### REQUIRED TASK
Look through the data below. Show each line where the string "ratio" occurs.

# DATA SHOWN start

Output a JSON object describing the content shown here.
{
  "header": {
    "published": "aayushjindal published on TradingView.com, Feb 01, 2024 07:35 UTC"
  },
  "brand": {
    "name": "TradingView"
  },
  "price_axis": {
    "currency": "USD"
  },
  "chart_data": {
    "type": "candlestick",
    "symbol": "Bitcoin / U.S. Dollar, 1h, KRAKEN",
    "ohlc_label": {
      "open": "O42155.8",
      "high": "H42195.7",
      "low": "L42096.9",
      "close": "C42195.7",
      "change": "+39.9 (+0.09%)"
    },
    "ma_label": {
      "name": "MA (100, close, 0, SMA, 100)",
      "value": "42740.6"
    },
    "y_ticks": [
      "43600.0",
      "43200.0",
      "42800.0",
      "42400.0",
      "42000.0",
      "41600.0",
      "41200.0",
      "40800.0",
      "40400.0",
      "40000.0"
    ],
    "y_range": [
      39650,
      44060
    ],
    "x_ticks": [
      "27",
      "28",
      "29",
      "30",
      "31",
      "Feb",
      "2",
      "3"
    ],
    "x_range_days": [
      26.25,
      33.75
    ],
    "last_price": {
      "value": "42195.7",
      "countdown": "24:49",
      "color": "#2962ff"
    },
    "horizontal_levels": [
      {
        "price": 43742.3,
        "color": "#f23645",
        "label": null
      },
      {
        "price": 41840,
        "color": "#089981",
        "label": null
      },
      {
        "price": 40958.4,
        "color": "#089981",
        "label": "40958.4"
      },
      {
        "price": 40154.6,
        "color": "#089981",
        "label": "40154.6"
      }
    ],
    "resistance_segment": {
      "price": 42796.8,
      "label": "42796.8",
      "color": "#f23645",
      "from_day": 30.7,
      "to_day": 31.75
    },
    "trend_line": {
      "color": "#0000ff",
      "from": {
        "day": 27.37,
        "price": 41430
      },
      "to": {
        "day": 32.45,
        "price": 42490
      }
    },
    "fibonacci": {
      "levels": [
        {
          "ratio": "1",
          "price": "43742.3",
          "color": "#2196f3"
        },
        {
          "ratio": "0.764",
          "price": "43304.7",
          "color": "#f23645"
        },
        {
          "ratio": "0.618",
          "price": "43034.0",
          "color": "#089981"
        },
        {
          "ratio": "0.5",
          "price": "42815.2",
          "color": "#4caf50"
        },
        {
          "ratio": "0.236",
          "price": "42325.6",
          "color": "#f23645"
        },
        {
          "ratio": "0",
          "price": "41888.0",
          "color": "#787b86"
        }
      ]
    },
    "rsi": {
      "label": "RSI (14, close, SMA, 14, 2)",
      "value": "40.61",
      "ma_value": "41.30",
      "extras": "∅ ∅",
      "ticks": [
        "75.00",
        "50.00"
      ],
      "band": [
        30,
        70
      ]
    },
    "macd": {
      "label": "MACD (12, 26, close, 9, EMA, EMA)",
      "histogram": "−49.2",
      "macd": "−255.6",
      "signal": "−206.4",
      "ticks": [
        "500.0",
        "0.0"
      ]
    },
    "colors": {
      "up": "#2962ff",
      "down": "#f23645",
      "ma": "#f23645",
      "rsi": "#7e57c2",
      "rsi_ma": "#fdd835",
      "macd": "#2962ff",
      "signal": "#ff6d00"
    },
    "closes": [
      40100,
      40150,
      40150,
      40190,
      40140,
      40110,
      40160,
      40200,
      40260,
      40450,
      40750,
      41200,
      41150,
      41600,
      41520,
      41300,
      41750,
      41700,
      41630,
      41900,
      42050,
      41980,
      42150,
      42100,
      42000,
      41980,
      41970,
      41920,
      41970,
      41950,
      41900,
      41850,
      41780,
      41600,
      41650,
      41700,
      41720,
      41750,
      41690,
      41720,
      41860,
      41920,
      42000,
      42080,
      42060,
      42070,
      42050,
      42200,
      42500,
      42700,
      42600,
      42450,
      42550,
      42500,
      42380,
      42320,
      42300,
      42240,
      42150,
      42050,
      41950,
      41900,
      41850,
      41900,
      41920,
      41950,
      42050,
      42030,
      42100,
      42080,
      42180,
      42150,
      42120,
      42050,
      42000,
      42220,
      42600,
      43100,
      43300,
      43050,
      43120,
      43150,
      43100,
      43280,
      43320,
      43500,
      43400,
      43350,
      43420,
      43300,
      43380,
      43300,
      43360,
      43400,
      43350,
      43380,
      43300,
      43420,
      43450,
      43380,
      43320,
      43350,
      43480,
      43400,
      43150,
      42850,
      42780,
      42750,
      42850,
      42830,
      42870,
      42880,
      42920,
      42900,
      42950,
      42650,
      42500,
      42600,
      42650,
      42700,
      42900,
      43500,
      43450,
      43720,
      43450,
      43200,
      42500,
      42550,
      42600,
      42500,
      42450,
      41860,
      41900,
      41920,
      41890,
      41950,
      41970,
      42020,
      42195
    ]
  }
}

# DATA SHOWN end

### COMPLETE RESPONSE
          "ratio": "1",
          "ratio": "0.764",
          "ratio": "0.618",
          "ratio": "0.5",
          "ratio": "0.236",
          "ratio": "0",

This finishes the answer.